- **Exercise**
Among the entries below, find the lines with "JSON" and copy them.

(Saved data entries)
::::::::

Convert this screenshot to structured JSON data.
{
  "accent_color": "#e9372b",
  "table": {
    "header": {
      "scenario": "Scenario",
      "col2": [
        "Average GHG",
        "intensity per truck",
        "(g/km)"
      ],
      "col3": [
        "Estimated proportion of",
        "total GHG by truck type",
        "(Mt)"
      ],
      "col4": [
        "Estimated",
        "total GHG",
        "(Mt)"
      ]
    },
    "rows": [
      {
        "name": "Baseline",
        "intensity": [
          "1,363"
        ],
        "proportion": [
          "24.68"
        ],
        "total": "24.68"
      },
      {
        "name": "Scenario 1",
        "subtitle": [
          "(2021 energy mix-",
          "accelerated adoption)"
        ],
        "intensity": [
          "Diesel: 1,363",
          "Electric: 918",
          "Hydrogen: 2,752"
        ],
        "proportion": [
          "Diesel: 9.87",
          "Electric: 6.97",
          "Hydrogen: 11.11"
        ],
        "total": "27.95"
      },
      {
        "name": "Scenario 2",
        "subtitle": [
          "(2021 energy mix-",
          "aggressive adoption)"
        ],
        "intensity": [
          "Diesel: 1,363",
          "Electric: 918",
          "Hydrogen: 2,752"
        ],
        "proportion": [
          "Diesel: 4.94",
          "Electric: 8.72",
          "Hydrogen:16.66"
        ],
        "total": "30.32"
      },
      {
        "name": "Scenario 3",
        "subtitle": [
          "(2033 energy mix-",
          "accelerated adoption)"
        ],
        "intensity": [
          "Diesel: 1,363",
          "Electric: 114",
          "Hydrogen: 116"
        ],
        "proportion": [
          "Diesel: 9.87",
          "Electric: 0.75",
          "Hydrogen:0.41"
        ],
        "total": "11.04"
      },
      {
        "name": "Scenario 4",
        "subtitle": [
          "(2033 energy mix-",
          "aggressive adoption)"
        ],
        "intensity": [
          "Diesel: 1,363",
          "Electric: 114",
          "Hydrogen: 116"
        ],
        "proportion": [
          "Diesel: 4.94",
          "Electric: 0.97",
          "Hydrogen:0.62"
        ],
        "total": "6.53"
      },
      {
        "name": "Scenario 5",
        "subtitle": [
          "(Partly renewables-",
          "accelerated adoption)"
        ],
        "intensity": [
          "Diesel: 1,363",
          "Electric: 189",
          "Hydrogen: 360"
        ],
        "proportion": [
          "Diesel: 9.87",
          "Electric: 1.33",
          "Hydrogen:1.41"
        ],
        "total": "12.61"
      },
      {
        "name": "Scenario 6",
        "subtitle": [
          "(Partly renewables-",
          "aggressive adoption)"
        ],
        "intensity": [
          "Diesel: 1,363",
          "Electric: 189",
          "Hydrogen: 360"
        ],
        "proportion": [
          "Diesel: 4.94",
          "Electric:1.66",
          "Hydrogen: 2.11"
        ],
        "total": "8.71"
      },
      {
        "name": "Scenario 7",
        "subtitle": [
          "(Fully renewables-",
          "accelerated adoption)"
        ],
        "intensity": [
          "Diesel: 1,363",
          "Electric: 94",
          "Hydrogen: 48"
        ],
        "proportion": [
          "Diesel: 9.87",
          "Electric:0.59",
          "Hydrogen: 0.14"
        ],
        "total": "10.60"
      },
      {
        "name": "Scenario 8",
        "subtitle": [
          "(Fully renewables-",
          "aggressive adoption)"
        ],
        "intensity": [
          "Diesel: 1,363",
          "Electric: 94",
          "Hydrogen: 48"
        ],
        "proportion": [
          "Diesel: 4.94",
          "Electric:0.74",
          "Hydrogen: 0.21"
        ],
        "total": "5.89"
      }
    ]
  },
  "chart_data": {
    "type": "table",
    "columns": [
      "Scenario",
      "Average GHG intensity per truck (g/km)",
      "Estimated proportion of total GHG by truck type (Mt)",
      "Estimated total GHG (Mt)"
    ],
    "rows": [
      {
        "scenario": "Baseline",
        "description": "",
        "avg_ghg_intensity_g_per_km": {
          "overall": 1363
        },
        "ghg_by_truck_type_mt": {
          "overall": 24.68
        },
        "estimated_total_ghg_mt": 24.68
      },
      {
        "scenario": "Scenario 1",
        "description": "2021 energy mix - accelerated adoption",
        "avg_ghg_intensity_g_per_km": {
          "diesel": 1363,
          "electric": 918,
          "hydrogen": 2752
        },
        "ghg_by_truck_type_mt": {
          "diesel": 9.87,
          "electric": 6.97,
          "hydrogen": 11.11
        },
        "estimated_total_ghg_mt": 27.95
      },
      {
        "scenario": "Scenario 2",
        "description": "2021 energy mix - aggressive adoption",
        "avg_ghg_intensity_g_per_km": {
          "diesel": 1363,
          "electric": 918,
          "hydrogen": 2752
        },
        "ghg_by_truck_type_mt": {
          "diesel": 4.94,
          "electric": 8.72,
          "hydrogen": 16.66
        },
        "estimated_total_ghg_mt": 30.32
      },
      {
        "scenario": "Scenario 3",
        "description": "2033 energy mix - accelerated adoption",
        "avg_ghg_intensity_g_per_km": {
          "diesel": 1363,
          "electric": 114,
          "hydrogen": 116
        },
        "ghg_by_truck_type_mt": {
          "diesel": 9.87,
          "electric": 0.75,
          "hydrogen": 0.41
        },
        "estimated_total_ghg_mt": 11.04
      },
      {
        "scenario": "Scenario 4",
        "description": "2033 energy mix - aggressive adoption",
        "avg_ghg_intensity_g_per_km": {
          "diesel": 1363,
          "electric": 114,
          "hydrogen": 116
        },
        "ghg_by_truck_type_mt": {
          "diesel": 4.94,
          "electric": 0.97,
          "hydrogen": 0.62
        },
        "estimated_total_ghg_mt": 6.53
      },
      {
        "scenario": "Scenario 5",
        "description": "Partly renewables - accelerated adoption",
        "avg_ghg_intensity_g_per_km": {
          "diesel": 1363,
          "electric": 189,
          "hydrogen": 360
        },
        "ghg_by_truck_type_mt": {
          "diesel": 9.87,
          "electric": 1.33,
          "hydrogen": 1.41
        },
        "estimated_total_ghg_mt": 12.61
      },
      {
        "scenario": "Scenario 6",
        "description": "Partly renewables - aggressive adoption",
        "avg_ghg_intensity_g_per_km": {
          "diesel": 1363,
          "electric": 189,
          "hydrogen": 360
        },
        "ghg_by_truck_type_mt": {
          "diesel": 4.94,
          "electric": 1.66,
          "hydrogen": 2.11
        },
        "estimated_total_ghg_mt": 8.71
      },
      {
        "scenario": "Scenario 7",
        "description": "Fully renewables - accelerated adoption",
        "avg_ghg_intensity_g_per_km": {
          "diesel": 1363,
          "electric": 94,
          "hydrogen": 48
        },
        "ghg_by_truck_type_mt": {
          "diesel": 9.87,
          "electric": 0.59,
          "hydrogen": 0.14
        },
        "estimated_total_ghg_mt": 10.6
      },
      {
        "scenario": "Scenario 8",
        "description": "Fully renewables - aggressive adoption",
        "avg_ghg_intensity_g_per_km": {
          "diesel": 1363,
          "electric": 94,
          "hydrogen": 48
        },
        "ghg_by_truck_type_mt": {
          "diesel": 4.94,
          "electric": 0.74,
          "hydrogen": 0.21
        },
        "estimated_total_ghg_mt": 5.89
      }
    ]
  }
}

::::::::

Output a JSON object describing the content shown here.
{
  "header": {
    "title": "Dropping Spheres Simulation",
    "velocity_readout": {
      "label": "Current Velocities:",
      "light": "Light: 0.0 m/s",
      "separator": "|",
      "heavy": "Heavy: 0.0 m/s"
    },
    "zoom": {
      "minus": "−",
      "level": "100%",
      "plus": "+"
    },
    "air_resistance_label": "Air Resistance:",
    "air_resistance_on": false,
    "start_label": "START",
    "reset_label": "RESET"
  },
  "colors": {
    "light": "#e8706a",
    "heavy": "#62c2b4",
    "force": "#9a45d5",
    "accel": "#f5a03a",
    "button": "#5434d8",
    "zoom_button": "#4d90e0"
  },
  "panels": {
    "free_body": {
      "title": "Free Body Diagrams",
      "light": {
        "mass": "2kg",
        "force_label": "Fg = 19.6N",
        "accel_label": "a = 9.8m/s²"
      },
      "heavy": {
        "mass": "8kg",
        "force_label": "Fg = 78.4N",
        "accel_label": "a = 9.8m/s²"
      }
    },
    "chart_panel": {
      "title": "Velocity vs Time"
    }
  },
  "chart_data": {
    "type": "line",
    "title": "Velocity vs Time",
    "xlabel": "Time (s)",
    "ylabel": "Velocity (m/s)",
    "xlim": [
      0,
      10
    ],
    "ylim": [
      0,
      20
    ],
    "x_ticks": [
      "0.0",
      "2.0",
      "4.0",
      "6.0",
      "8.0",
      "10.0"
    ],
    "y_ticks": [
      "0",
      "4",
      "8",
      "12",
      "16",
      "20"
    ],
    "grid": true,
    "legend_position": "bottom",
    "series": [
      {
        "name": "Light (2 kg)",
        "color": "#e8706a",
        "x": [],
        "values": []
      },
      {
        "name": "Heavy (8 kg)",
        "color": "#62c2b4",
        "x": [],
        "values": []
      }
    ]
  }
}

::::::::

- **Exercise output**
Convert this screenshot to structured JSON data.
Output a JSON object describing the content shown here.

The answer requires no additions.